Text extract:
Participants of the hats on for mind mental health campaign sitting together on hay bales.
Photo: Mind & Go Outdoors
Jen Ramm speaks to Laura Collins, an online mental health activist and Mind charity volunteer, about the significance of the Hats On For Mind campaign. 




Mental health advocacy through social media is a relatively new phenomenon, but it’s gaining momentum. The fast-paced nature of the online world lends itself to the growing need for mental health awareness; infographics detailing the ins and outs of social anxiety, or Instagram story re-posts of mental health hotlines all become a part of a wider story. A powerful network of activists, sharing their own stories as a means of fighting mental health stigma, can be found across multiple platforms. One of these people is Laura Collins, who recently took her activism to new heights by participating in the Hats On For Mind campaign. 


“I'm really open and I've come to a point in my healing journey where I'm happy to talk about those things and happy to use it to help other people feel less alone,” Laura explains. Amassing around 7700 Instagram followers, it’s safe to say that she has a substantial platform for mental health activism, which is one of her main missions. With a gutsy, unapologetic approach, Laura shares some of the most personal parts of her life with a considerably large group of (mostly anonymous) people. Although, she humbly says, “I might not have thousands of followers, but what I do have is a story to tell and a message that I want to put out there.”

Dataset rows:
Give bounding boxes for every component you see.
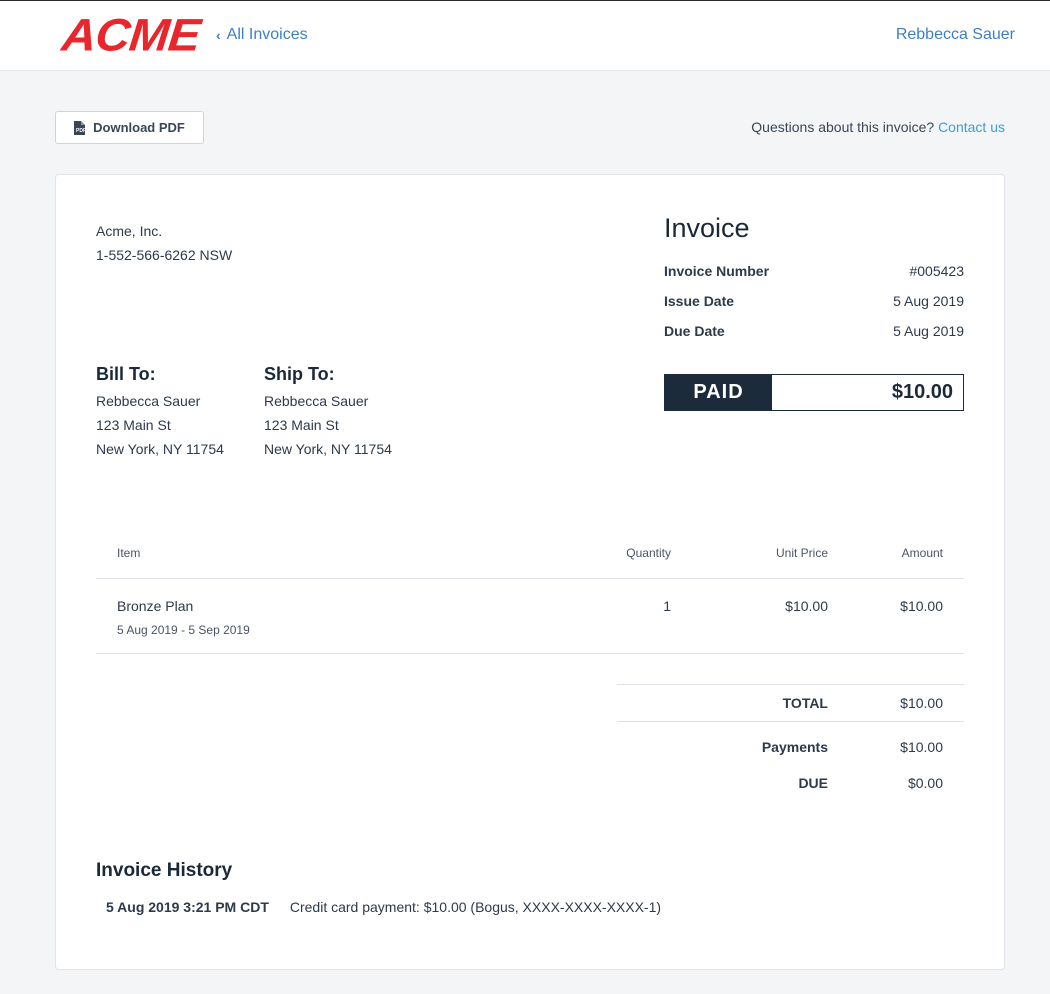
bill-to-heading: Bill To: [96,364,156,384]
item-amount: $10.00 [900,598,943,614]
bill-to-city: New York, NY 11754 [96,441,224,457]
due-label: DUE [798,775,828,791]
invoice-meta: Invoice Number #005423 Issue Date 5 Aug … [664,263,964,353]
company-name: Acme, Inc. [96,223,163,239]
all-invoices-label: All Invoices [226,26,308,43]
payments-row: Payments $10.00 [617,722,964,765]
payments-label: Payments [761,739,828,755]
top-navbar: ACME ‹ All Invoices Rebbecca Sauer [0,0,1050,71]
meta-label: Issue Date [664,293,735,309]
invoice-history-title: Invoice History [96,860,233,881]
ship-to-block: Ship To: Rebbecca Sauer 123 Main St New … [264,361,392,461]
invoice-number-row: Invoice Number #005423 [664,263,964,293]
ship-to-name: Rebbecca Sauer [264,393,369,409]
payments-value: $10.00 [900,739,943,755]
column-header-amount: Amount [901,546,943,560]
totals-section: TOTAL $10.00 Payments $10.00 DUE $0.00 [617,684,964,801]
ship-to-heading: Ship To: [264,364,335,384]
user-menu-link[interactable]: Rebbecca Sauer [896,26,1015,44]
meta-value: #005423 [909,263,964,279]
table-row: Bronze Plan 5 Aug 2019 - 5 Sep 2019 1 $1… [96,579,964,654]
meta-label: Invoice Number [664,263,770,279]
due-value: $0.00 [907,775,943,791]
item-unit-price: $10.00 [785,598,828,614]
invoice-card: Acme, Inc. 1-552-566-6262 NSW Bill To: R… [55,174,1005,970]
due-date-row: Due Date 5 Aug 2019 [664,323,964,353]
meta-label: Due Date [664,323,725,339]
contact-us-link[interactable]: Contact us [938,119,1005,135]
total-row: TOTAL $10.00 [617,685,964,721]
svg-text:PDF: PDF [76,128,85,134]
from-address: Acme, Inc. 1-552-566-6262 NSW [96,219,232,267]
history-entry: 5 Aug 2019 3:21 PM CDT Credit card payme… [106,899,661,915]
ship-to-city: New York, NY 11754 [264,441,392,457]
pdf-file-icon: PDF [74,120,86,135]
column-header-quantity: Quantity [626,546,671,560]
issue-date-row: Issue Date 5 Aug 2019 [664,293,964,323]
bill-to-street: 123 Main St [96,417,171,433]
history-text: Credit card payment: $10.00 (Bogus, XXXX… [289,899,662,915]
payment-status-box: PAID $10.00 [664,374,964,411]
questions-label: Questions about this invoice? [751,119,935,135]
download-pdf-button[interactable]: PDF Download PDF [55,111,204,144]
download-pdf-label: Download PDF [93,120,185,135]
due-row: DUE $0.00 [617,765,964,801]
status-amount: $10.00 [891,381,953,403]
item-name: Bronze Plan [117,598,194,614]
invoice-title: Invoice [664,213,750,243]
all-invoices-link[interactable]: ‹ All Invoices [216,26,308,44]
line-items-table: Item Quantity Unit Price Amount Bronze P… [96,535,964,654]
bill-to-block: Bill To: Rebbecca Sauer 123 Main St New … [96,361,224,461]
status-badge: PAID [665,375,772,410]
history-date: 5 Aug 2019 3:21 PM CDT [106,899,269,915]
company-phone: 1-552-566-6262 NSW [96,247,233,263]
total-label: TOTAL [782,695,828,711]
column-header-item: Item [117,546,141,560]
chevron-left-icon: ‹ [216,27,221,43]
bill-to-name: Rebbecca Sauer [96,393,201,409]
questions-text: Questions about this invoice? Contact us [751,119,1005,135]
meta-value: 5 Aug 2019 [893,293,964,309]
ship-to-street: 123 Main St [264,417,339,433]
item-period: 5 Aug 2019 - 5 Sep 2019 [117,623,250,637]
total-value: $10.00 [900,695,943,711]
meta-value: 5 Aug 2019 [893,323,964,339]
item-quantity: 1 [663,598,671,614]
table-header: Item Quantity Unit Price Amount [96,535,964,579]
acme-logo[interactable]: ACME [59,10,202,60]
column-header-unit-price: Unit Price [775,546,828,560]
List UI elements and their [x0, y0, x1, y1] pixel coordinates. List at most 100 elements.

Exercises:
1 - Condense the paragraph of the article on Laura Collins that begins "Mental health advocacy through social media" into a bulleted list that keeps its main facts.
2 - List every distinct proper name (person, organization, campaign or platform) that appears in the article on Laura Collins.

Problem solutions:
1 -
- Mental health advocacy through social media is fairly new but gaining momentum.
- The fast pace of the online world suits the growing need for mental health awareness.
- Infographics on social anxiety and Instagram story re-posts of mental health hotlines become part of a wider story.
- Across multiple platforms, a network of activists shares their own stories to fight mental health stigma.
- Laura Collins is one of these activists. She recently took her activism further by taking part in the Hats On For Mind campaign.

2 -
- Jen Ramm
- Laura Collins
- Mind
- Go Outdoors
- Hats On For Mind
- Instagram